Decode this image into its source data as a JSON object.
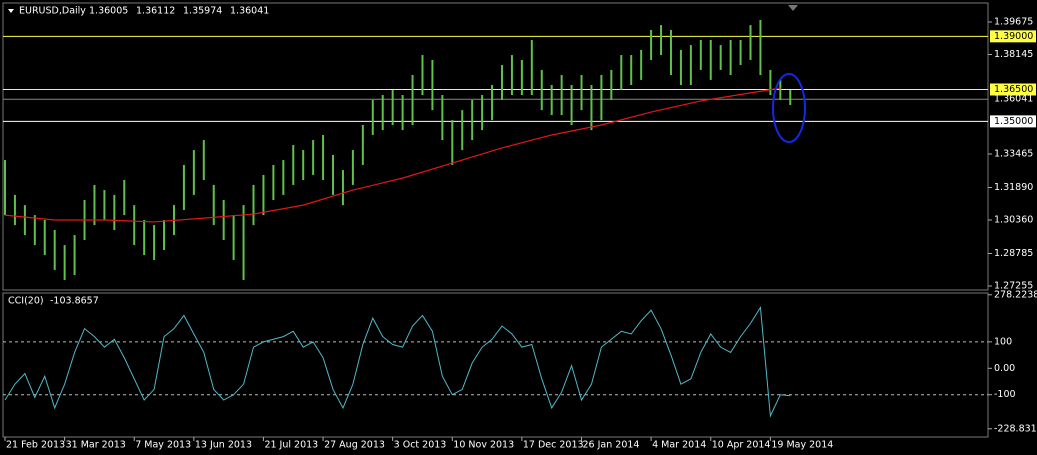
{
  "chart_data": [
    {
      "type": "ohlc",
      "title": "EURUSD,Daily",
      "header_values": [
        1.36005,
        1.36112,
        1.35974,
        1.36041
      ],
      "categories": [
        "21 Feb 2013",
        null,
        null,
        null,
        null,
        null,
        "31 Mar 2013",
        null,
        null,
        null,
        null,
        null,
        null,
        "7 May 2013",
        null,
        null,
        null,
        null,
        null,
        "13 Jun 2013",
        null,
        null,
        null,
        null,
        null,
        null,
        "21 Jul 2013",
        null,
        null,
        null,
        null,
        null,
        "27 Aug 2013",
        null,
        null,
        null,
        null,
        null,
        null,
        "3 Oct 2013",
        null,
        null,
        null,
        null,
        null,
        "10 Nov 2013",
        null,
        null,
        null,
        null,
        null,
        null,
        "17 Dec 2013",
        null,
        null,
        null,
        null,
        null,
        "26 Jan 2014",
        null,
        null,
        null,
        null,
        null,
        null,
        "4 Mar 2014",
        null,
        null,
        null,
        null,
        null,
        "10 Apr 2014",
        null,
        null,
        null,
        null,
        null,
        "19 May 2014",
        null,
        null
      ],
      "high": [
        1.3318,
        1.3154,
        1.3106,
        1.3059,
        1.3036,
        1.2989,
        1.2918,
        1.2965,
        1.313,
        1.3201,
        1.3177,
        1.3154,
        1.3224,
        1.3106,
        1.3036,
        1.3012,
        1.3036,
        1.3106,
        1.3295,
        1.3365,
        1.3412,
        1.3201,
        1.313,
        1.3059,
        1.3106,
        1.3201,
        1.3248,
        1.3295,
        1.3318,
        1.3389,
        1.3365,
        1.3412,
        1.3436,
        1.3342,
        1.3271,
        1.3365,
        1.3483,
        1.3601,
        1.3624,
        1.3648,
        1.3624,
        1.3718,
        1.3812,
        1.3789,
        1.3624,
        1.3506,
        1.3553,
        1.3601,
        1.3624,
        1.3671,
        1.3765,
        1.3812,
        1.3789,
        1.3883,
        1.3742,
        1.3671,
        1.3718,
        1.3671,
        1.3718,
        1.3671,
        1.3718,
        1.3742,
        1.3812,
        1.3812,
        1.3836,
        1.393,
        1.3953,
        1.393,
        1.3836,
        1.3859,
        1.3883,
        1.3883,
        1.3859,
        1.3883,
        1.3883,
        1.3953,
        1.3977,
        1.3742,
        1.3695,
        1.3648
      ],
      "low": [
        1.3059,
        1.3012,
        1.2965,
        1.2918,
        1.2871,
        1.2801,
        1.2754,
        1.2777,
        1.2942,
        1.3012,
        1.3036,
        1.2989,
        1.3059,
        1.2918,
        1.2871,
        1.2848,
        1.2895,
        1.2965,
        1.3083,
        1.3154,
        1.3224,
        1.3012,
        1.2942,
        1.2848,
        1.2754,
        1.3012,
        1.3059,
        1.313,
        1.3154,
        1.3201,
        1.3224,
        1.3248,
        1.3224,
        1.3154,
        1.3106,
        1.3201,
        1.3295,
        1.3436,
        1.3459,
        1.3483,
        1.3459,
        1.3483,
        1.3624,
        1.3553,
        1.3412,
        1.3295,
        1.3365,
        1.3412,
        1.3459,
        1.3506,
        1.3601,
        1.3624,
        1.3624,
        1.3624,
        1.3553,
        1.353,
        1.353,
        1.3483,
        1.3553,
        1.3459,
        1.3506,
        1.3601,
        1.3648,
        1.3671,
        1.3695,
        1.3789,
        1.3812,
        1.3718,
        1.3671,
        1.3671,
        1.3742,
        1.3695,
        1.3742,
        1.3718,
        1.3765,
        1.3789,
        1.3718,
        1.3624,
        1.3601,
        1.3577
      ],
      "color": "#5fc24a",
      "ma": {
        "x": [
          0,
          5,
          10,
          15,
          20,
          25,
          30,
          35,
          40,
          45,
          50,
          55,
          60,
          65,
          70,
          75,
          78
        ],
        "values": [
          1.3059,
          1.3036,
          1.3036,
          1.3027,
          1.3045,
          1.3064,
          1.3106,
          1.3177,
          1.3233,
          1.3304,
          1.3375,
          1.3436,
          1.3483,
          1.3544,
          1.3596,
          1.3634,
          1.3657
        ],
        "color": "#e01818"
      },
      "ylim": [
        1.27067,
        1.40569
      ],
      "yticks": [
        1.39675,
        1.38145,
        1.33465,
        {
          "value": 1.3189,
          "label": "1.31890"
        },
        {
          "value": 1.3036,
          "label": "1.30360"
        },
        1.28785,
        1.27255
      ],
      "levels": [
        {
          "value": 1.39,
          "label": "1.39000",
          "color": "#ffff40"
        },
        {
          "value": 1.365,
          "label": "1.36500",
          "color": "#ffff40"
        },
        {
          "value": 1.35,
          "label": "1.35000",
          "color": "#ffffff"
        }
      ],
      "current": 1.36041
    },
    {
      "type": "line",
      "title": "CCI(20)",
      "last_value": -103.8657,
      "values": [
        -120,
        -60,
        -20,
        -110,
        -30,
        -150,
        -60,
        60,
        150,
        120,
        80,
        110,
        40,
        -40,
        -120,
        -80,
        120,
        150,
        200,
        130,
        60,
        -80,
        -120,
        -100,
        -60,
        80,
        100,
        110,
        120,
        140,
        80,
        100,
        40,
        -80,
        -150,
        -60,
        90,
        190,
        120,
        90,
        80,
        160,
        200,
        140,
        -30,
        -100,
        -80,
        20,
        80,
        110,
        160,
        130,
        80,
        90,
        -40,
        -150,
        -90,
        10,
        -120,
        -60,
        80,
        110,
        140,
        130,
        180,
        220,
        150,
        50,
        -60,
        -40,
        60,
        130,
        80,
        60,
        120,
        170,
        230,
        -180,
        -100,
        -104
      ],
      "color": "#4fb9c9",
      "ylim": [
        -260,
        285
      ],
      "yticks": [
        278.2238,
        100,
        {
          "value": 0,
          "label": "0.00"
        },
        -100,
        -228.8311
      ],
      "levels": [
        100,
        -100
      ]
    }
  ]
}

+ + + +

**What is being asked:**
What is needed is an exact reproduction of the data, pictures excluded.

**Exercise answer:**
Decode this image into its source data as a JSON object.
{
  "chart_data": [
    {
      "type": "ohlc",
      "title": "EURUSD,Daily",
      "header_values": [
        1.36005,
        1.36112,
        1.35974,
        1.36041
      ],
      "categories": [
        "21 Feb 2013",
        null,
        null,
        null,
        null,
        null,
        "31 Mar 2013",
        null,
        null,
        null,
        null,
        null,
        null,
        "7 May 2013",
        null,
        null,
        null,
        null,
        null,
        "13 Jun 2013",
        null,
        null,
        null,
        null,
        null,
        null,
        "21 Jul 2013",
        null,
        null,
        null,
        null,
        null,
        "27 Aug 2013",
        null,
        null,
        null,
        null,
        null,
        null,
        "3 Oct 2013",
        null,
        null,
        null,
        null,
        null,
        "10 Nov 2013",
        null,
        null,
        null,
        null,
        null,
        null,
        "17 Dec 2013",
        null,
        null,
        null,
        null,
        null,
        "26 Jan 2014",
        null,
        null,
        null,
        null,
        null,
        null,
        "4 Mar 2014",
        null,
        null,
        null,
        null,
        null,
        "10 Apr 2014",
        null,
        null,
        null,
        null,
        null,
        "19 May 2014",
        null,
        null
      ],
      "high": [
        1.3318,
        1.3154,
        1.3106,
        1.3059,
        1.3036,
        1.2989,
        1.2918,
        1.2965,
        1.313,
        1.3201,
        1.3177,
        1.3154,
        1.3224,
        1.3106,
        1.3036,
        1.3012,
        1.3036,
        1.3106,
        1.3295,
        1.3365,
        1.3412,
        1.3201,
        1.313,
        1.3059,
        1.3106,
        1.3201,
        1.3248,
        1.3295,
        1.3318,
        1.3389,
        1.3365,
        1.3412,
        1.3436,
        1.3342,
        1.3271,
        1.3365,
        1.3483,
        1.3601,
        1.3624,
        1.3648,
        1.3624,
        1.3718,
        1.3812,
        1.3789,
        1.3624,
        1.3506,
        1.3553,
        1.3601,
        1.3624,
        1.3671,
        1.3765,
        1.3812,
        1.3789,
        1.3883,
        1.3742,
        1.3671,
        1.3718,
        1.3671,
        1.3718,
        1.3671,
        1.3718,
        1.3742,
        1.3812,
        1.3812,
        1.3836,
        1.393,
        1.3953,
        1.393,
        1.3836,
        1.3859,
        1.3883,
        1.3883,
        1.3859,
        1.3883,
        1.3883,
        1.3953,
        1.3977,
        1.3742,
        1.3695,
        1.3648
      ],
      "low": [
        1.3059,
        1.3012,
        1.2965,
        1.2918,
        1.2871,
        1.2801,
        1.2754,
        1.2777,
        1.2942,
        1.3012,
        1.3036,
        1.2989,
        1.3059,
        1.2918,
        1.2871,
        1.2848,
        1.2895,
        1.2965,
        1.3083,
        1.3154,
        1.3224,
        1.3012,
        1.2942,
        1.2848,
        1.2754,
        1.3012,
        1.3059,
        1.313,
        1.3154,
        1.3201,
        1.3224,
        1.3248,
        1.3224,
        1.3154,
        1.3106,
        1.3201,
        1.3295,
        1.3436,
        1.3459,
        1.3483,
        1.3459,
        1.3483,
        1.3624,
        1.3553,
        1.3412,
        1.3295,
        1.3365,
        1.3412,
        1.3459,
        1.3506,
        1.3601,
        1.3624,
        1.3624,
        1.3624,
        1.3553,
        1.353,
        1.353,
        1.3483,
        1.3553,
        1.3459,
        1.3506,
        1.3601,
        1.3648,
        1.3671,
        1.3695,
        1.3789,
        1.3812,
        1.3718,
        1.3671,
        1.3671,
        1.3742,
        1.3695,
        1.3742,
        1.3718,
        1.3765,
        1.3789,
        1.3718,
        1.3624,
        1.3601,
        1.3577
      ],
      "color": "#5fc24a",
      "ma": {
        "x": [
          0,
          5,
          10,
          15,
          20,
          25,
          30,
          35,
          40,
          45,
          50,
          55,
          60,
          65,
          70,
          75,
          78
        ],
        "values": [
          1.3059,
          1.3036,
          1.3036,
          1.3027,
          1.3045,
          1.3064,
          1.3106,
          1.3177,
          1.3233,
          1.3304,
          1.3375,
          1.3436,
          1.3483,
          1.3544,
          1.3596,
          1.3634,
          1.3657
        ],
        "color": "#e01818"
      },
      "ylim": [
        1.27067,
        1.40569
      ],
      "yticks": [
        1.39675,
        1.38145,
        1.33465,
        {
          "value": 1.3189,
          "label": "1.31890"
        },
        {
          "value": 1.3036,
          "label": "1.30360"
        },
        1.28785,
        1.27255
      ],
      "levels": [
        {
          "value": 1.39,
          "label": "1.39000",
          "color": "#ffff40"
        },
        {
          "value": 1.365,
          "label": "1.36500",
          "color": "#ffff40"
        },
        {
          "value": 1.35,
          "label": "1.35000",
          "color": "#ffffff"
        }
      ],
      "current": 1.36041
    },
    {
      "type": "line",
      "title": "CCI(20)",
      "last_value": -103.8657,
      "values": [
        -120,
        -60,
        -20,
        -110,
        -30,
        -150,
        -60,
        60,
        150,
        120,
        80,
        110,
        40,
        -40,
        -120,
        -80,
        120,
        150,
        200,
        130,
        60,
        -80,
        -120,
        -100,
        -60,
        80,
        100,
        110,
        120,
        140,
        80,
        100,
        40,
        -80,
        -150,
        -60,
        90,
        190,
        120,
        90,
        80,
        160,
        200,
        140,
        -30,
        -100,
        -80,
        20,
        80,
        110,
        160,
        130,
        80,
        90,
        -40,
        -150,
        -90,
        10,
        -120,
        -60,
        80,
        110,
        140,
        130,
        180,
        220,
        150,
        50,
        -60,
        -40,
        60,
        130,
        80,
        60,
        120,
        170,
        230,
        -180,
        -100,
        -104
      ],
      "color": "#4fb9c9",
      "ylim": [
        -260,
        285
      ],
      "yticks": [
        278.2238,
        100,
        {
          "value": 0,
          "label": "0.00"
        },
        -100,
        -228.8311
      ],
      "levels": [
        100,
        -100
      ]
    }
  ]
}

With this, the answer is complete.